> _Given request_:
Below is some material; set it all down exactly, apart from the pictures.

Records from a dataset:
+-------+
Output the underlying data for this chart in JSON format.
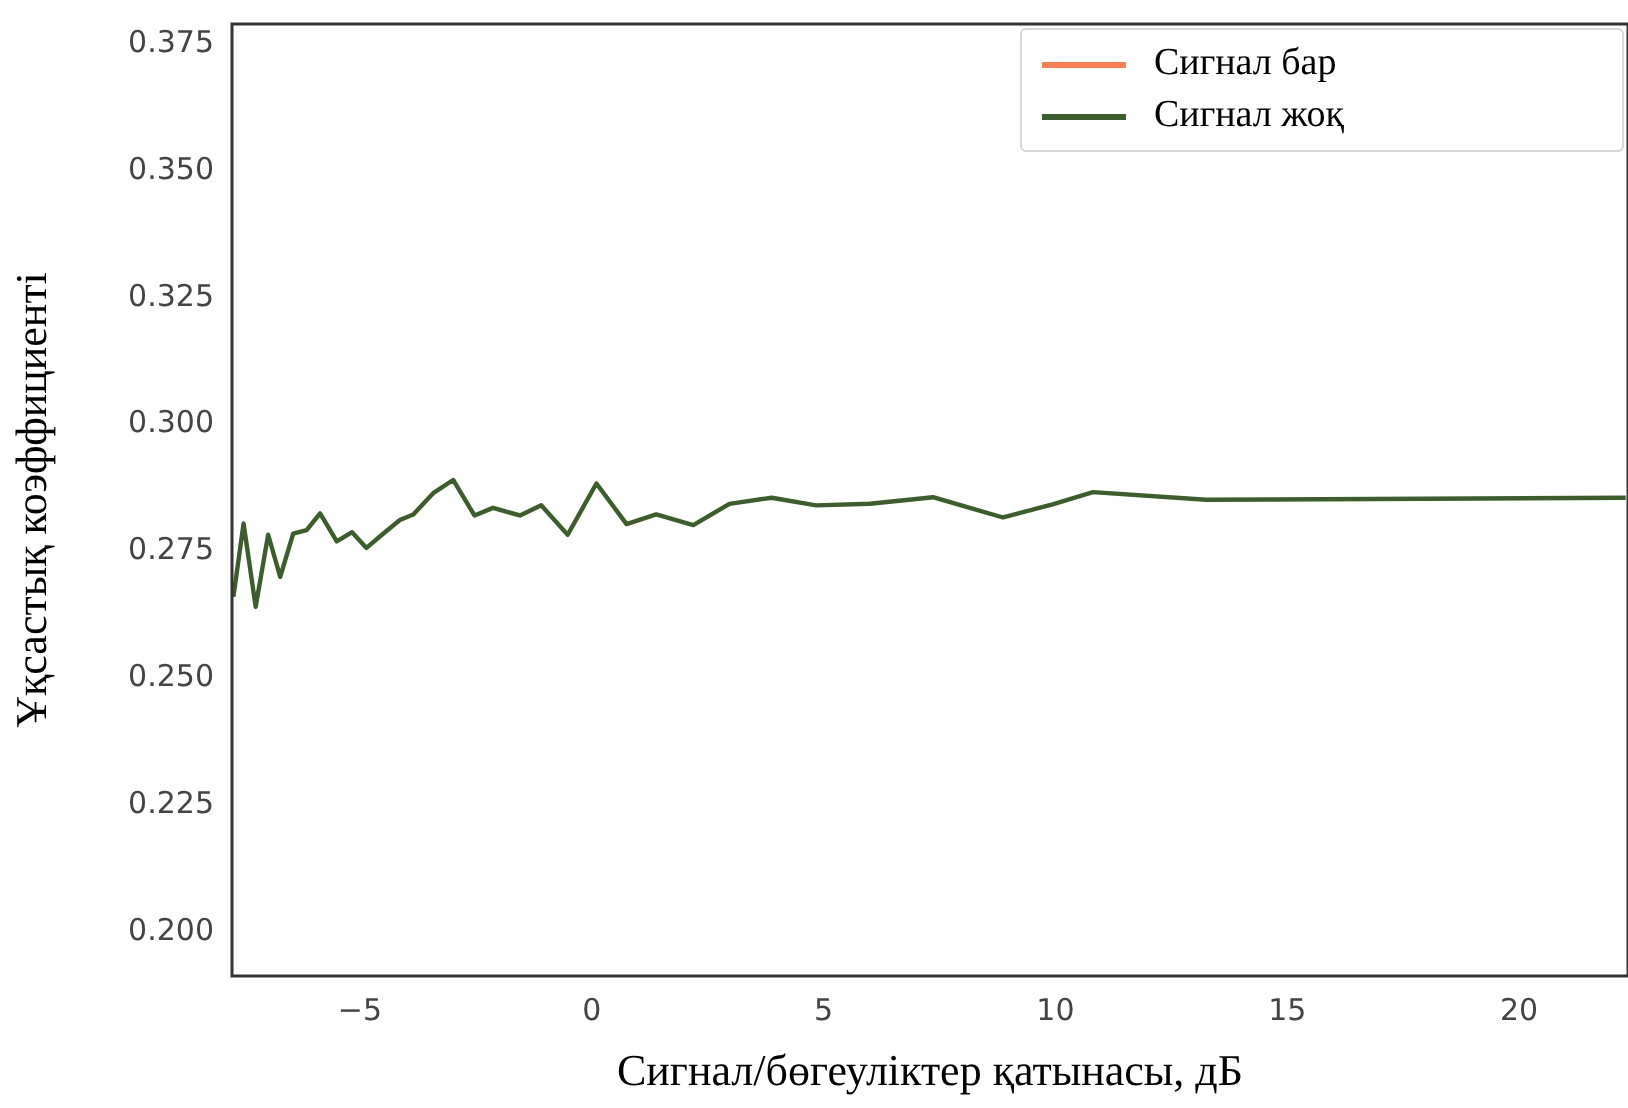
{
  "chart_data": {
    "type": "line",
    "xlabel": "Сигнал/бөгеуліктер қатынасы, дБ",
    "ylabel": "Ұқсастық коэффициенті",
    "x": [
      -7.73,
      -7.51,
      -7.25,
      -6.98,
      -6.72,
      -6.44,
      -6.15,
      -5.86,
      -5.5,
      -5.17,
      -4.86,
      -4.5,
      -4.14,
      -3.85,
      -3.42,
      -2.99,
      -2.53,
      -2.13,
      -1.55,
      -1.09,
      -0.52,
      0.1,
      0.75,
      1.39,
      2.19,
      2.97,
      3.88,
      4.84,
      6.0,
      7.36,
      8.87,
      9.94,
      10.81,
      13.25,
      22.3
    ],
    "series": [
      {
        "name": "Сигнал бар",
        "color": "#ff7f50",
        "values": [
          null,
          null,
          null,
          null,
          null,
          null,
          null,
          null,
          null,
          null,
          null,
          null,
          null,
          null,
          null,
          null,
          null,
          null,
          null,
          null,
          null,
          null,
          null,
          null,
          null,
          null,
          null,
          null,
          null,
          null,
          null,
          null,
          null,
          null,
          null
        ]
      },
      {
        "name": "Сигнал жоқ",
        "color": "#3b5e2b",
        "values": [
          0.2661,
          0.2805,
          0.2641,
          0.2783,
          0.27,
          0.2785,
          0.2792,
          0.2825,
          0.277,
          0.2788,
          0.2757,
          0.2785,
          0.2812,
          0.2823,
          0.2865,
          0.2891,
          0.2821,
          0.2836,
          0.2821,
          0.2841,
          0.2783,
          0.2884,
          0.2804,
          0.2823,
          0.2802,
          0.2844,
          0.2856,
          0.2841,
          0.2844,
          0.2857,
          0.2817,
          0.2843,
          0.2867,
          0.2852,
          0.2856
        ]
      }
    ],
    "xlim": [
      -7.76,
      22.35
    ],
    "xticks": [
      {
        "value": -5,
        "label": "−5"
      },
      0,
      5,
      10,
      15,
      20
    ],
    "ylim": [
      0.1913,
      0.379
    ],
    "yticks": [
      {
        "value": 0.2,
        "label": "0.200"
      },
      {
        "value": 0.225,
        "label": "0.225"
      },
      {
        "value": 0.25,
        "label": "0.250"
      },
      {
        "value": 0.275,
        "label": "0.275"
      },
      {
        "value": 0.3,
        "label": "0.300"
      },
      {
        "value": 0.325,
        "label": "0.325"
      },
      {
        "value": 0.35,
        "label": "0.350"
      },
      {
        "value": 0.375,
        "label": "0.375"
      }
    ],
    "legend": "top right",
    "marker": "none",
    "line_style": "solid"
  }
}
+-------+
> _Solution to this problem_:
Output the underlying data for this chart in JSON format.
{
  "chart_data": {
    "type": "line",
    "xlabel": "Сигнал/бөгеуліктер қатынасы, дБ",
    "ylabel": "Ұқсастық коэффициенті",
    "x": [
      -7.73,
      -7.51,
      -7.25,
      -6.98,
      -6.72,
      -6.44,
      -6.15,
      -5.86,
      -5.5,
      -5.17,
      -4.86,
      -4.5,
      -4.14,
      -3.85,
      -3.42,
      -2.99,
      -2.53,
      -2.13,
      -1.55,
      -1.09,
      -0.52,
      0.1,
      0.75,
      1.39,
      2.19,
      2.97,
      3.88,
      4.84,
      6.0,
      7.36,
      8.87,
      9.94,
      10.81,
      13.25,
      22.3
    ],
    "series": [
      {
        "name": "Сигнал бар",
        "color": "#ff7f50",
        "values": [
          null,
          null,
          null,
          null,
          null,
          null,
          null,
          null,
          null,
          null,
          null,
          null,
          null,
          null,
          null,
          null,
          null,
          null,
          null,
          null,
          null,
          null,
          null,
          null,
          null,
          null,
          null,
          null,
          null,
          null,
          null,
          null,
          null,
          null,
          null
        ]
      },
      {
        "name": "Сигнал жоқ",
        "color": "#3b5e2b",
        "values": [
          0.2661,
          0.2805,
          0.2641,
          0.2783,
          0.27,
          0.2785,
          0.2792,
          0.2825,
          0.277,
          0.2788,
          0.2757,
          0.2785,
          0.2812,
          0.2823,
          0.2865,
          0.2891,
          0.2821,
          0.2836,
          0.2821,
          0.2841,
          0.2783,
          0.2884,
          0.2804,
          0.2823,
          0.2802,
          0.2844,
          0.2856,
          0.2841,
          0.2844,
          0.2857,
          0.2817,
          0.2843,
          0.2867,
          0.2852,
          0.2856
        ]
      }
    ],
    "xlim": [
      -7.76,
      22.35
    ],
    "xticks": [
      {
        "value": -5,
        "label": "−5"
      },
      0,
      5,
      10,
      15,
      20
    ],
    "ylim": [
      0.1913,
      0.379
    ],
    "yticks": [
      {
        "value": 0.2,
        "label": "0.200"
      },
      {
        "value": 0.225,
        "label": "0.225"
      },
      {
        "value": 0.25,
        "label": "0.250"
      },
      {
        "value": 0.275,
        "label": "0.275"
      },
      {
        "value": 0.3,
        "label": "0.300"
      },
      {
        "value": 0.325,
        "label": "0.325"
      },
      {
        "value": 0.35,
        "label": "0.350"
      },
      {
        "value": 0.375,
        "label": "0.375"
      }
    ],
    "legend": "top right",
    "marker": "none",
    "line_style": "solid"
  }
}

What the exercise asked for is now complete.